- **Your objective**: Identify the lines that contain the string "color", then copy each of them.

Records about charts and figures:
☆ ☆ ☆ ☆ ☆ ☆ ☆
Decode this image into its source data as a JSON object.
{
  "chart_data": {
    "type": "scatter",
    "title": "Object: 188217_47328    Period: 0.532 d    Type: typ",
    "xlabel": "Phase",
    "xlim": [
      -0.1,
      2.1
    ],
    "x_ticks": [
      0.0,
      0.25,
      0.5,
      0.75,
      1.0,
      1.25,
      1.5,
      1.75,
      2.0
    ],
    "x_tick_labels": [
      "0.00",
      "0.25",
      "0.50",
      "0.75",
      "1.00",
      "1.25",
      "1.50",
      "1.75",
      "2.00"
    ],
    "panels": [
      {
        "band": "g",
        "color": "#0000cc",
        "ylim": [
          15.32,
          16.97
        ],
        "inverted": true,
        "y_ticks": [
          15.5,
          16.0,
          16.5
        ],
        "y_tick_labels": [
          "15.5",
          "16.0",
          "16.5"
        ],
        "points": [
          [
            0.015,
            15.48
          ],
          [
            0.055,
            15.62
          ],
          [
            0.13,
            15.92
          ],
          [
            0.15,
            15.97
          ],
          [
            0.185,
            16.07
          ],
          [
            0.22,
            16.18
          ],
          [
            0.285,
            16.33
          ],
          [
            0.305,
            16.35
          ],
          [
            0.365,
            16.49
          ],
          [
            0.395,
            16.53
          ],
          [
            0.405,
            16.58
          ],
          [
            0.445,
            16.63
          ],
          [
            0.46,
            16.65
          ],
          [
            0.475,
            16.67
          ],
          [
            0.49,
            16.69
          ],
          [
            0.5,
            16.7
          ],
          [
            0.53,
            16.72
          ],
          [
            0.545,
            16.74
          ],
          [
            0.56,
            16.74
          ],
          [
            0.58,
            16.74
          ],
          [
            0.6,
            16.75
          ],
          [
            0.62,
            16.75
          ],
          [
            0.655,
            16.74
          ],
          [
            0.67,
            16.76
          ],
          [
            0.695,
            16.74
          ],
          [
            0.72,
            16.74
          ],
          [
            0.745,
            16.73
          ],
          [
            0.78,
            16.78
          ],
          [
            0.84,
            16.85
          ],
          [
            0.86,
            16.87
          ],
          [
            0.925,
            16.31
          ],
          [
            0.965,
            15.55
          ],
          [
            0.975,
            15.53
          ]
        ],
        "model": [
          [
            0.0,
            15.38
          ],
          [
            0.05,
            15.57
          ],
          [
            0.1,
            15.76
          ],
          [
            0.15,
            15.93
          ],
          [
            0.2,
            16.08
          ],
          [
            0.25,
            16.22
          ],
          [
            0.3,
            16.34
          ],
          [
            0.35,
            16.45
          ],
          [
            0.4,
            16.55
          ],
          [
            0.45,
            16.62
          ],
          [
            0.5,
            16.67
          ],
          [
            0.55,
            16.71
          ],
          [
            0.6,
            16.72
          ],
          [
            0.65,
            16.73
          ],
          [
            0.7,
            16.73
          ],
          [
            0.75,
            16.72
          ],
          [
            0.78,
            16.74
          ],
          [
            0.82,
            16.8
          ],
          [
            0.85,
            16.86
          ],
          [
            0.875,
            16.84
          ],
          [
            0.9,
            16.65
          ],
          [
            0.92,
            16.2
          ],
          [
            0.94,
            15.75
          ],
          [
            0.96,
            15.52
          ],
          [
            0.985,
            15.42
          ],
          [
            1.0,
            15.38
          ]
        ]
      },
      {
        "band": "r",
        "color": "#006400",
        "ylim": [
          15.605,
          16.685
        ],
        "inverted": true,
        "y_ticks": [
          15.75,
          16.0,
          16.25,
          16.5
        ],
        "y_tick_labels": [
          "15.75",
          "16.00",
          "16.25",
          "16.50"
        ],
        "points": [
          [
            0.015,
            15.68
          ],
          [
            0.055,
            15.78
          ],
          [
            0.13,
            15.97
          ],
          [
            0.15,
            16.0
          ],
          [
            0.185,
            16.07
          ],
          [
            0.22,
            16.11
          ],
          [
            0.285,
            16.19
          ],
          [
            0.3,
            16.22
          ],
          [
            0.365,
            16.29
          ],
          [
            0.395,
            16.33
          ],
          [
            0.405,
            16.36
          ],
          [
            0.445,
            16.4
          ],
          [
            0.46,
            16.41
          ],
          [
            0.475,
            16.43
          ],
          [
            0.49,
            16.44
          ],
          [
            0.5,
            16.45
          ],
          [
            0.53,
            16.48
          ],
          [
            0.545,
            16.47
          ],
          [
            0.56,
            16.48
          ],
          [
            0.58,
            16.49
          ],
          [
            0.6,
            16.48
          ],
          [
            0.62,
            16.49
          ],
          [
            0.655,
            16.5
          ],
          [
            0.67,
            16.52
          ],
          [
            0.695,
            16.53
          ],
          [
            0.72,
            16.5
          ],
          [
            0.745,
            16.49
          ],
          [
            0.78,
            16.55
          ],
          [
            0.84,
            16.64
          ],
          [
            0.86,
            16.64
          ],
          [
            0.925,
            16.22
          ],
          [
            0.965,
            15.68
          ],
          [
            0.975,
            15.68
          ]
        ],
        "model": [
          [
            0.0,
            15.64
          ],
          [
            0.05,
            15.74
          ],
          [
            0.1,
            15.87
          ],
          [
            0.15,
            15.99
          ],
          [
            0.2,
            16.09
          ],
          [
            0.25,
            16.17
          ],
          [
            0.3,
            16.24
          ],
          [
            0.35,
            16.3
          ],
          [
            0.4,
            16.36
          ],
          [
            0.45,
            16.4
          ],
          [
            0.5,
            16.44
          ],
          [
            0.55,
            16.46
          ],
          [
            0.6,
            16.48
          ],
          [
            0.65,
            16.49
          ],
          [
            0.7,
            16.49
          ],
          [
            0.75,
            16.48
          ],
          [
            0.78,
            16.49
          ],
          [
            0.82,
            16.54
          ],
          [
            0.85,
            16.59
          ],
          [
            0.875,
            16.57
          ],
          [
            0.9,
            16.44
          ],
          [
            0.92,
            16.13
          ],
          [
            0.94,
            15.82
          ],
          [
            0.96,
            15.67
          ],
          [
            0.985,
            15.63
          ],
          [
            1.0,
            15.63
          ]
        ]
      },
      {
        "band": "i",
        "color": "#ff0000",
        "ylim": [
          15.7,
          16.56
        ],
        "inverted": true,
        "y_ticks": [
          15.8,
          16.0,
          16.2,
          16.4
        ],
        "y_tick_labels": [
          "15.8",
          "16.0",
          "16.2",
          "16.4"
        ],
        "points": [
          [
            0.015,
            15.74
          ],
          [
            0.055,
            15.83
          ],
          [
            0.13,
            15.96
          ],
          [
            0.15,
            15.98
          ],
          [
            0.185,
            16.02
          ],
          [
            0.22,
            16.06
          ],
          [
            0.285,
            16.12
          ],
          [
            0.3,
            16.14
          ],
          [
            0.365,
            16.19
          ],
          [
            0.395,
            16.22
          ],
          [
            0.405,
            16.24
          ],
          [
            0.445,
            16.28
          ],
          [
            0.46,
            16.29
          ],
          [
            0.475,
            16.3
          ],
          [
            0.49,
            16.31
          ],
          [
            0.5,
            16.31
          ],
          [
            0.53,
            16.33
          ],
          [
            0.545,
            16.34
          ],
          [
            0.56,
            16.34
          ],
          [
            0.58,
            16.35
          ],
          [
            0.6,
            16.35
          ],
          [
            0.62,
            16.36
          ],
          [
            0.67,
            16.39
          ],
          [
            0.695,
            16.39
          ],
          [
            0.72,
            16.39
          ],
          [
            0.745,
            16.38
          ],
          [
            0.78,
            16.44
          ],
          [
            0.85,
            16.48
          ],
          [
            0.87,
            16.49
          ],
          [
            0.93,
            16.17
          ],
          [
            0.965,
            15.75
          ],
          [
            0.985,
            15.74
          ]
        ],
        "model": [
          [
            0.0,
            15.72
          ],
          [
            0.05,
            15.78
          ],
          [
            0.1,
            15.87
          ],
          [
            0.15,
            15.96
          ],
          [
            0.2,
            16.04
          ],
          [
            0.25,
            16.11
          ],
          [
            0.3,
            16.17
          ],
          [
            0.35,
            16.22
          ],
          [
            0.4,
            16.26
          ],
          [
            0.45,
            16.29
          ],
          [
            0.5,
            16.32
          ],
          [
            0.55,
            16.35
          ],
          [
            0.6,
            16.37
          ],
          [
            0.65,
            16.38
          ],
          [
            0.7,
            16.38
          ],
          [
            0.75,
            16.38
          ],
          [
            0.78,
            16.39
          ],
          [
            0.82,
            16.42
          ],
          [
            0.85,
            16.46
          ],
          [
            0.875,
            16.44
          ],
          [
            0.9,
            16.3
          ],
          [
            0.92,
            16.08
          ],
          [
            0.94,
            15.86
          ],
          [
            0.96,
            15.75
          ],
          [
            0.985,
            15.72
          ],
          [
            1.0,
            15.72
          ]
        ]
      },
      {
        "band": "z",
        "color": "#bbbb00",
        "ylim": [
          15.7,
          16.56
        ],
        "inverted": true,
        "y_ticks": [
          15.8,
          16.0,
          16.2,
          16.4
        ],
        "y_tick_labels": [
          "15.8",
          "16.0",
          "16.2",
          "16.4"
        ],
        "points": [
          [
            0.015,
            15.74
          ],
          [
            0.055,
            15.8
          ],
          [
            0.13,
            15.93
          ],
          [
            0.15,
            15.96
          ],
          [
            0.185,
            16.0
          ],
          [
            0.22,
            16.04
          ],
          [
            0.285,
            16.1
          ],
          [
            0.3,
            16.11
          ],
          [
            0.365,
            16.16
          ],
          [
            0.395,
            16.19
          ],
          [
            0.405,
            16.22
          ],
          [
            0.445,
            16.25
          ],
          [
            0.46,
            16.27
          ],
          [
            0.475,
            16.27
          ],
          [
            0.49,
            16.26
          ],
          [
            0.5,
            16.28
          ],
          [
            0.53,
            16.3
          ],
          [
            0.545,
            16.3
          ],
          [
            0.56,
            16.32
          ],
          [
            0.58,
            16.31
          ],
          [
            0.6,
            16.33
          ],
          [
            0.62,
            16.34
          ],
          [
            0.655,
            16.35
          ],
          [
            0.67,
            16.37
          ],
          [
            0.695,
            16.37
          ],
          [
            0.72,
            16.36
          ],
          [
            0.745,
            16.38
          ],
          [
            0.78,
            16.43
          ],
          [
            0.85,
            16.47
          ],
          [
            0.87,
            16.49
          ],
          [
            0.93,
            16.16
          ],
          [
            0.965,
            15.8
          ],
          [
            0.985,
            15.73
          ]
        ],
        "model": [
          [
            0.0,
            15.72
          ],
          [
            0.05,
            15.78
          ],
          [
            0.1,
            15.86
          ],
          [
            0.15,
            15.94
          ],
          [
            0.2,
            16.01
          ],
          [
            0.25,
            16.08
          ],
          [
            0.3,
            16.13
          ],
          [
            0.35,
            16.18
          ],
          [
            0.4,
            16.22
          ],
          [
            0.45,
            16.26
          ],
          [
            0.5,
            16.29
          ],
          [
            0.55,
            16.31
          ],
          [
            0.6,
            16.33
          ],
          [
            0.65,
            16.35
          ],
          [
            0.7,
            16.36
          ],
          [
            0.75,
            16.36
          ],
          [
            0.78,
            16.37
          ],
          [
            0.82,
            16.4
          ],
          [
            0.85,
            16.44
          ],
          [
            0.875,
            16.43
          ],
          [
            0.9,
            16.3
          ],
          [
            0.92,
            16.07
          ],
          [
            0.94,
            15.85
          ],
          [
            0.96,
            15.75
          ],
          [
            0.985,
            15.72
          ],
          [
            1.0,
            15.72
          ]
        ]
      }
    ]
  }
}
☆ ☆ ☆ ☆ ☆ ☆ ☆
- **Full solution**:
        "color": "#0000cc",
        "color": "#006400",
        "color": "#ff0000",
        "color": "#bbbb00",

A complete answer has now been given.